Codility - Tape equilibrium training using Python

Question

A non-empty zero-indexed array A consisting of N integers is given. Array A represents numbers on a tape. Any integer P, such that 0 < P < N, splits this tape into two non-empty parts: A[0], A[1], ..., A[P − 1] and A[P], A[P + 1], ..., A[N − 1]. The difference between the two parts is the value of: |(A[0] + A[1] + ... + A[P − 1]) − (A[P] + A[P + 1] + ... + A[N − 1])| In other words, it is the absolute difference between the sum of the first part and the sum of the second part.

def solution(A):
N = len(A)
my_list = []
for i in range(1, N):
    first_tape = sum(A[:i - 1]) + A[i]
    second_tape = sum(A[i - 1:]) + A[i]
    difference = abs(first_tape - second_tape)
    my_list.append(difference)
print(min(my_list))
return min(my_list)

My solution gets 100% on Correctness but 0% on Performance. I think it is supposed to be O(N) but my time complexity is O(N*N). Can anyone please give me advice please?

Answer 1

You can change your code to something like below to have complexity O(N).

def solution(A):          
    s = sum(A)
    m = float('inf')
    left_sum = 0
    for i in A[:-1]:
        left_sum += i
        m = min(abs(s - 2*left_sum), m)
    return m

Answer 2

Functional approach as @darkvalance wrote, but with comments:

from itertools import accumulate

def solution(A):
    array_sum = sum(A)  # saving sum of all elements to have an O(n) complexity

    # accumulate returns accumulated sums
    # e.g. for input: [3, 1, 2, 4] it returns: [3, 4, 6, 10]
    # we are passing a copy of the array without the last element
    # including the last element doesn't make sense, becuase
    # accumulate[A][-1] == array_sum
    accumulated_list = accumulate(A[:-1])

    return min([abs(2*x - array_sum) for x in accumulated_list])

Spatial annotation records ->
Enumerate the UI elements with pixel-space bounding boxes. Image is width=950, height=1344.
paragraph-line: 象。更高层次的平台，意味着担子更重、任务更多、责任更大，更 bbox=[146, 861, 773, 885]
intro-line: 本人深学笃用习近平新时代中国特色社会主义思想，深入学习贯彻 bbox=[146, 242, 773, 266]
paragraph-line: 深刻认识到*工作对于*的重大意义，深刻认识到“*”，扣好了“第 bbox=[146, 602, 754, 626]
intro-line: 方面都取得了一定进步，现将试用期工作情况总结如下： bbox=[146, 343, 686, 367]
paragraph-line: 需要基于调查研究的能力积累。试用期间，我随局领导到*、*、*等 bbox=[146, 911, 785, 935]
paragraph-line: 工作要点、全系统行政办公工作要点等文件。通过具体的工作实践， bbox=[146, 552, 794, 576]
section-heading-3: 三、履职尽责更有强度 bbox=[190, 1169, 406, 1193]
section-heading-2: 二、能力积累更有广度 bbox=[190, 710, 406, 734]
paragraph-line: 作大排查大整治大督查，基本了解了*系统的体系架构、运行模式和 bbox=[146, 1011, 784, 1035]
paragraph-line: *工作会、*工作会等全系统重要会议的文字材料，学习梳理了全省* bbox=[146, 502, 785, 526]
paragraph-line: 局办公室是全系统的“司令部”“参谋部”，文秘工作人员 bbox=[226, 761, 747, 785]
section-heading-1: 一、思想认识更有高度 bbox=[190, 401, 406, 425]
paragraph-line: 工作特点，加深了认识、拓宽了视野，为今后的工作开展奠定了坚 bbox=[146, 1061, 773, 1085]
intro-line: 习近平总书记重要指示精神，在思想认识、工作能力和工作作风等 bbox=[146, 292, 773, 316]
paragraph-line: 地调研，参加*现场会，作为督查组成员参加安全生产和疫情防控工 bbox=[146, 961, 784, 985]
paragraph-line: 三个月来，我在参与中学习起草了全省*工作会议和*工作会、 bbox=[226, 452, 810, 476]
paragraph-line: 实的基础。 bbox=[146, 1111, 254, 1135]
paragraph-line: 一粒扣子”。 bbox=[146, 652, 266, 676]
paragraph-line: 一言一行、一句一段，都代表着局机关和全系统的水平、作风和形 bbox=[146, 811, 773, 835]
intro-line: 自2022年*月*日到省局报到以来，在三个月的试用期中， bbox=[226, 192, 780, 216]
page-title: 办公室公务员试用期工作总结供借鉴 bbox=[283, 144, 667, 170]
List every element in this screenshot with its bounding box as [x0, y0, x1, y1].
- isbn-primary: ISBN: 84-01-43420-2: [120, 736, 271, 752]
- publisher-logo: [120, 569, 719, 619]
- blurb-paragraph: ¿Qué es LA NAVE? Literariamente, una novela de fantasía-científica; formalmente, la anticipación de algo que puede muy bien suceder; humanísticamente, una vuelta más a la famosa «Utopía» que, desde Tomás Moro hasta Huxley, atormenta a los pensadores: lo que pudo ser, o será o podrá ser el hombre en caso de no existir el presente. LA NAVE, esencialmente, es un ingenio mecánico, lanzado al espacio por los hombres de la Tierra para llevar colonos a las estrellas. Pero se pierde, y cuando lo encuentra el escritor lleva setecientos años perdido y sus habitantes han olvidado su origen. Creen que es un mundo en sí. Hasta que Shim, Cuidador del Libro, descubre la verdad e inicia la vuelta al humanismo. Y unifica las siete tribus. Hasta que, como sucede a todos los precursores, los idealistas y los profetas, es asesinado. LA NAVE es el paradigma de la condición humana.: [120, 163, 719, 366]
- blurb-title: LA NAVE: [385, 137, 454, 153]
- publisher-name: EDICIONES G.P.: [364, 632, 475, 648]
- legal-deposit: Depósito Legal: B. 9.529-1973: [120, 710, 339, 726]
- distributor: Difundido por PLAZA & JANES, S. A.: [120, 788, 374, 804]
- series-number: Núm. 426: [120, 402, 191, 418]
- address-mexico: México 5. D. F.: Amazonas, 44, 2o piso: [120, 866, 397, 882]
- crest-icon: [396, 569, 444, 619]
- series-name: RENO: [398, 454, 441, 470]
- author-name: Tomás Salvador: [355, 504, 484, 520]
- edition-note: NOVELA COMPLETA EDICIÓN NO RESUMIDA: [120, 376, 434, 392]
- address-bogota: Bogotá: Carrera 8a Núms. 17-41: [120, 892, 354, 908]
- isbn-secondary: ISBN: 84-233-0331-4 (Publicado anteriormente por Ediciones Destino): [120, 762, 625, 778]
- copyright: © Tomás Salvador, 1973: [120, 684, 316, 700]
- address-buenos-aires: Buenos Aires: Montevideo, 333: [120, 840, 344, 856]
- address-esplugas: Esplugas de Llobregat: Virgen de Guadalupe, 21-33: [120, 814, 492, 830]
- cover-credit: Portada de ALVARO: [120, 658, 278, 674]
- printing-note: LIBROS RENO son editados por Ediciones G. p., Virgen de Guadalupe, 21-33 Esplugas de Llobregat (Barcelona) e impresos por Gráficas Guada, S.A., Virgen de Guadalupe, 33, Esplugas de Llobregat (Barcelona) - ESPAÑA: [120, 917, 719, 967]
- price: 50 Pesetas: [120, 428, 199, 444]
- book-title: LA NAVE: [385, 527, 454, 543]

GIVEN PROBLEM ->
Please reproduce word for word everything in the tape equilibrium thread from "A non-empty zero-indexed" down to "abs(first_tape - second_tape)". The entries aren't needed for any of this.

PROBLEM SOLUTION ->
A non-empty zero-indexed array A consisting of N integers is given. Array A represents numbers on a tape. Any integer P, such that 0 < P < N, splits this tape into two non-empty parts: A[0], A[1], ..., A[P − 1] and A[P], A[P + 1], ..., A[N − 1]. The difference between the two parts is the value of: |(A[0] + A[1] + ... + A[P − 1]) − (A[P] + A[P + 1] + ... + A[N − 1])| In other words, it is the absolute difference between the sum of the first part and the sum of the second part.

def solution(A):
N = len(A)
my_list = []
for i in range(1, N):
    first_tape = sum(A[:i - 1]) + A[i]
    second_tape = sum(A[i - 1:]) + A[i]
    difference = abs(first_tape - second_tape)